# DATA SECTION

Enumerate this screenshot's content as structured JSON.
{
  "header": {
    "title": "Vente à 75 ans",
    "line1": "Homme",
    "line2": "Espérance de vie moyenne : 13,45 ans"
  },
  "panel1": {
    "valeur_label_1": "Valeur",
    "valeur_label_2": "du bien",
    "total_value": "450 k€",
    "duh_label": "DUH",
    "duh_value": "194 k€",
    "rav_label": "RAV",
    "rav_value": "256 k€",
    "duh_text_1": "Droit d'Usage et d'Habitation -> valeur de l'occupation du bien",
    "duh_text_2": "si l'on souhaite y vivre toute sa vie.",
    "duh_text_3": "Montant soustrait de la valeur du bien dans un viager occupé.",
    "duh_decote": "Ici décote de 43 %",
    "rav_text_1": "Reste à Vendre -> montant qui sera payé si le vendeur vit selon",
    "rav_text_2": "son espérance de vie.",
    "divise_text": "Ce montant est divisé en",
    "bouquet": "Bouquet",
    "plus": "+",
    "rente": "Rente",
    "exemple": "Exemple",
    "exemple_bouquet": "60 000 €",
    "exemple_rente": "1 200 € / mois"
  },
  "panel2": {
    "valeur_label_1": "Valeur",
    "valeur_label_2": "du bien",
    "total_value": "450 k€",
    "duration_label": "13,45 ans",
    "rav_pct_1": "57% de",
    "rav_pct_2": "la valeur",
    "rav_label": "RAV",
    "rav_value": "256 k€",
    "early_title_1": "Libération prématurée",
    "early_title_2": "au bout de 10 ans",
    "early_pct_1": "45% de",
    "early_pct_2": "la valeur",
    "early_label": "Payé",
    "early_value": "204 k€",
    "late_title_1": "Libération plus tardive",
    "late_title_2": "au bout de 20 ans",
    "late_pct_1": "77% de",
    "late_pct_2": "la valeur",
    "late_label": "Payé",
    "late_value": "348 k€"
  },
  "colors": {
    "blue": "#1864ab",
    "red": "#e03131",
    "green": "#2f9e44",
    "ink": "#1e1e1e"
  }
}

# GIVEN PROBLEM
Work out how many lines in the records above hold the string "Libération", then give only that count.

# THE ANSWER
2